Requirement → Go through the data below and copy it exactly, skipping every picture.

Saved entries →
[Start]
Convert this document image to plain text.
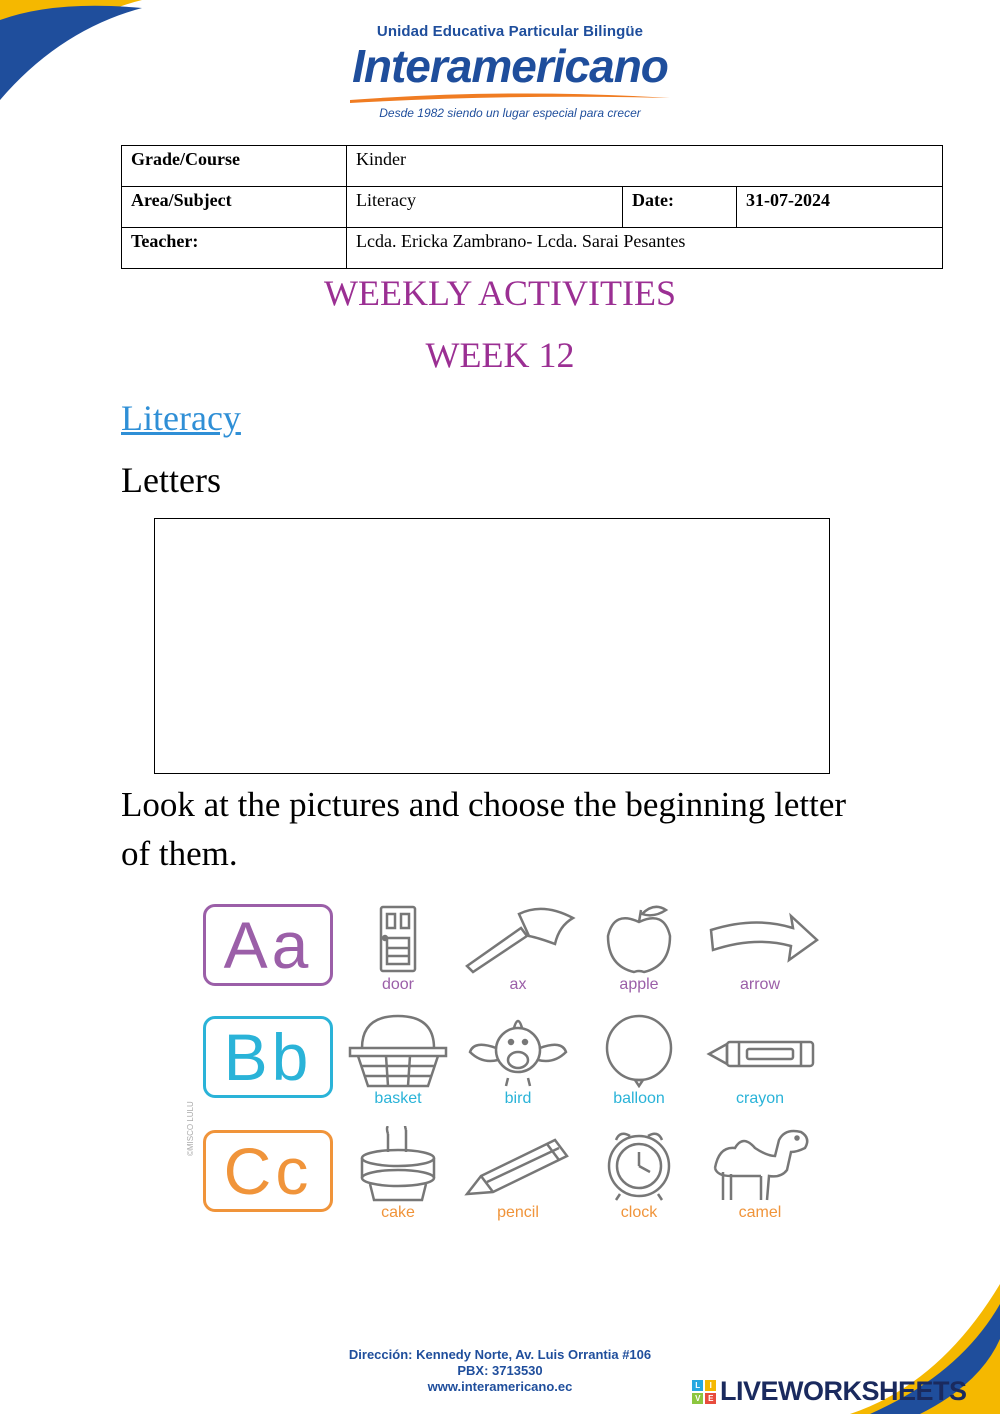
Unidad Educativa Particular Bilingüe
Interamericano
Desde 1982 siendo un lugar especial para crecer
Grade/Course	Kinder		
Area/Subject	Literacy	Date:	31-07-2024
Teacher:	Lcda. Ericka Zambrano- Lcda. Sarai Pesantes		
WEEKLY ACTIVITIES
WEEK 12
Literacy
Letters
Look at the pictures and choose the beginning letter of them.
Aa
door	ax	apple	arrow
Bb
basket	bird	balloon	crayon
Cc
cake	pencil	clock	camel
©MISCO LULU
Dirección: Kennedy Norte, Av. Luis Orrantia #106
PBX: 3713530
www.interamericano.ec	L	I
V	E LIVEWORKSHEETS
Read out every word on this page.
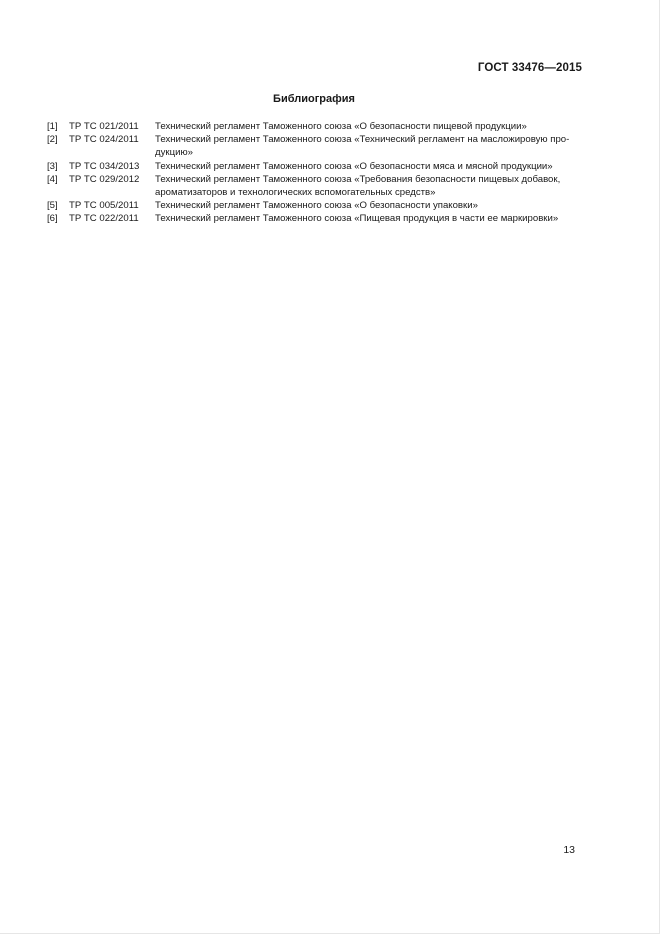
ГОСТ 33476—2015
Библиография
[1]	ТР ТС 021/2011	Технический регламент Таможенного союза «О безопасности пищевой продукции»
[2]	ТР ТС 024/2011	Технический регламент Таможенного союза «Технический регламент на масложировую про-дукцию»
[3]	ТР ТС 034/2013	Технический регламент Таможенного союза «О безопасности мяса и мясной продукции»
[4]	ТР ТС 029/2012	Технический регламент Таможенного союза «Требования безопасности пищевых добавок, ароматизаторов и технологических вспомогательных средств»
[5]	ТР ТС 005/2011	Технический регламент Таможенного союза «О безопасности упаковки»
[6]	ТР ТС 022/2011	Технический регламент Таможенного союза «Пищевая продукция в части ее маркировки»
13
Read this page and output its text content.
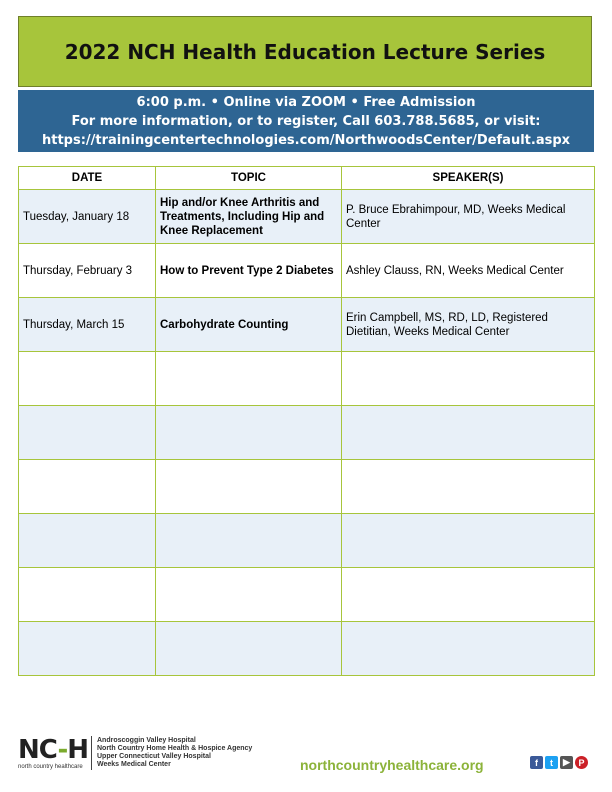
2022 NCH Health Education Lecture Series
6:00 p.m. • Online via ZOOM • Free Admission
For more information, or to register, Call 603.788.5685, or visit:
https://trainingcentertechnologies.com/NorthwoodsCenter/Default.aspx
DATE	TOPIC	SPEAKER(S)
Tuesday, January 18	Hip and/or Knee Arthritis and Treatments, Including Hip and Knee Replacement	P. Bruce Ebrahimpour, MD, Weeks Medical Center
Thursday, February 3	How to Prevent Type 2 Diabetes	Ashley Clauss, RN, Weeks Medical Center
Thursday, March 15	Carbohydrate Counting	Erin Campbell, MS, RD, LD, Registered Dietitian, Weeks Medical Center

NC-H
north country healthcare
Androscoggin Valley Hospital
North Country Home Health & Hospice Agency
Upper Connecticut Valley Hospital
Weeks Medical Center	northcountryhealthcare.org	f	t	▶ P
[End]
Response to this task →
Convert this document image to plain text.
Unidad Educativa Particular Bilingüe
Interamericano
Desde 1982 siendo un lugar especial para crecer
Grade/Course	Kinder		
Area/Subject	Literacy	Date:	31-07-2024
Teacher:	Lcda. Ericka Zambrano- Lcda. Sarai Pesantes		
WEEKLY ACTIVITIES
WEEK 12
Literacy
Letters
Look at the pictures and choose the beginning letter of them.
Aa
door	ax	apple	arrow
Bb
basket	bird	balloon	crayon
Cc
cake	pencil	clock	camel
©MISCO LULU
Dirección: Kennedy Norte, Av. Luis Orrantia #106
PBX: 3713530
www.interamericano.ec	L	I
V	E LIVEWORKSHEETS
Read out every word on this page.
ГОСТ 33476—2015
Библиография
[1]	ТР ТС 021/2011	Технический регламент Таможенного союза «О безопасности пищевой продукции»
[2]	ТР ТС 024/2011	Технический регламент Таможенного союза «Технический регламент на масложировую про-дукцию»
[3]	ТР ТС 034/2013	Технический регламент Таможенного союза «О безопасности мяса и мясной продукции»
[4]	ТР ТС 029/2012	Технический регламент Таможенного союза «Требования безопасности пищевых добавок, ароматизаторов и технологических вспомогательных средств»
[5]	ТР ТС 005/2011	Технический регламент Таможенного союза «О безопасности упаковки»
[6]	ТР ТС 022/2011	Технический регламент Таможенного союза «Пищевая продукция в части ее маркировки»
13
Read this page and output its text content.
2022 NCH Health Education Lecture Series
6:00 p.m. • Online via ZOOM • Free Admission
For more information, or to register, Call 603.788.5685, or visit:
https://trainingcentertechnologies.com/NorthwoodsCenter/Default.aspx
DATE	TOPIC	SPEAKER(S)
Tuesday, January 18	Hip and/or Knee Arthritis and Treatments, Including Hip and Knee Replacement	P. Bruce Ebrahimpour, MD, Weeks Medical Center
Thursday, February 3	How to Prevent Type 2 Diabetes	Ashley Clauss, RN, Weeks Medical Center
Thursday, March 15	Carbohydrate Counting	Erin Campbell, MS, RD, LD, Registered Dietitian, Weeks Medical Center

NC-H
north country healthcare
Androscoggin Valley Hospital
North Country Home Health & Hospice Agency
Upper Connecticut Valley Hospital
Weeks Medical Center	northcountryhealthcare.org	f	t	▶ P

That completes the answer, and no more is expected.